# CHALLENGE:
Below are the records. List every line holding the word "六年级数学".

# SOURCE DATA:
--------------------------------

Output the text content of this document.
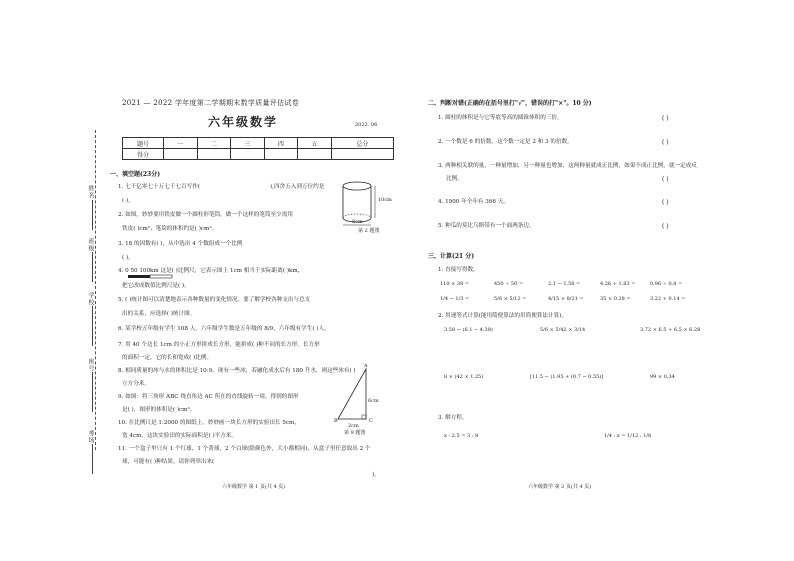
姓名
班级
学校
座号
考场
2021 — 2022 学年度第二学期期末数学质量评估试卷
六年级数学	2022. 06
题号	一	二	三	四	五	总分
得分						
一、填空题(23分)
1. 七千亿零七十万七千七百写作(	),四舍五入到万位约是
( )。
2. 如图，妙妙要用铁皮做一个圆柱形笔筒。做一个这样的笔筒至少需用
铁皮( )cm²；笔筒的体积约是( )cm³。
10cm
8cm
第 2 题图
3. 18 的因数有( )，从中选出 4 个数组成一个比例
( )。
4. 0 50 100km 这是( )比例尺，它表示图上 1cm 相当于实际距离( )km，
把它改成数值比例尺是( )。
5. ( )统计图可以清楚地表示各种数量的变化情况。要了解学校各种支出与总支
出的关系，应选择( )统计图。
6. 某学校五年级有学生 108 人，六年级学生数是五年级的 8/9，六年级有学生( )人。
7. 用 40 个边长 1cm 的小正方形拼成长方形，能拼成( )种不同的长方形。长方形
的面积一定，它的长和宽成( )比例。
8. 相同质量的冰与水的体积比是 10:9。现有一些冰，若融化成水后有 180 升水，则这些冰有( )
立方分米。
A
B	C
6cm
2cm
第 9 题图
9. 如图：将三角形 ABC 绕直角边 AC 所在的直线旋转一周，得到的图形
是( )，图形的体积是( )cm³。
10. 在比例尺是 1:2000 的图纸上，妙妙画一块长方形的实验田长 5cm，
宽 4cm，这块实验田的实际面积是( )平方米。
11. 一个盒子里只有 1 个红球，1 个黄球，2 个白球(除颜色外，大小都相同)，从盒子里任意取出 2 个
球，可能有( )种结果。请你列举出来(
)。
六年级数学 第 1 页(共 4 页)
二、判断对错(正确的在括号里打"√"，错误的打"×"。10 分)
1. 圆柱的体积是与它等底等高的圆锥体积的三倍。	( )
2. 一个数是 6 的倍数，这个数一定是 2 和 3 的倍数。	( )
3. 两种相关联的量，一种量增加，另一种量也增加，这两种量就成正比例，如果不成正比例，就一定成反
比例。	( )
4. 1900 年全年有 366 天。	( )
5. 种瓜的莫比乌斯带有一个面两条边。	( )
三、计算(21 分)
1. 直接写得数。
110 × 38 =	450 ÷ 50 =	2.1 − 1.58 =	4.26 + 1.83 =	0.96 ÷ 0.8 =
1/4 − 1/3 =	5/6 × 5/12 =	4/15 × 8/21 =	35 × 0.28 =	3.22 + 0.14 =
2. 用递等式计算(能用简便算法的用简便算法计算)。
3.58 − (6.1 − 4.38)	5/6 × 5/42 × 3/14	3.72 × 6.5 + 6.5 × 6.28
8 × (42 × 1.25)	[11.5 − (1.95 + (0.7 − 0.55)]	99 × 0.34
3. 解方程。
x : 2.5 = 3 : 8	1/4 : x = 1/12 : 1/8
六年级数学 第 2 页(共 4 页)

--------------------------------

# FINISHED EXERCISE:
六年级数学	2022. 06
六年级数学 第 1 页(共 4 页)
六年级数学 第 2 页(共 4 页)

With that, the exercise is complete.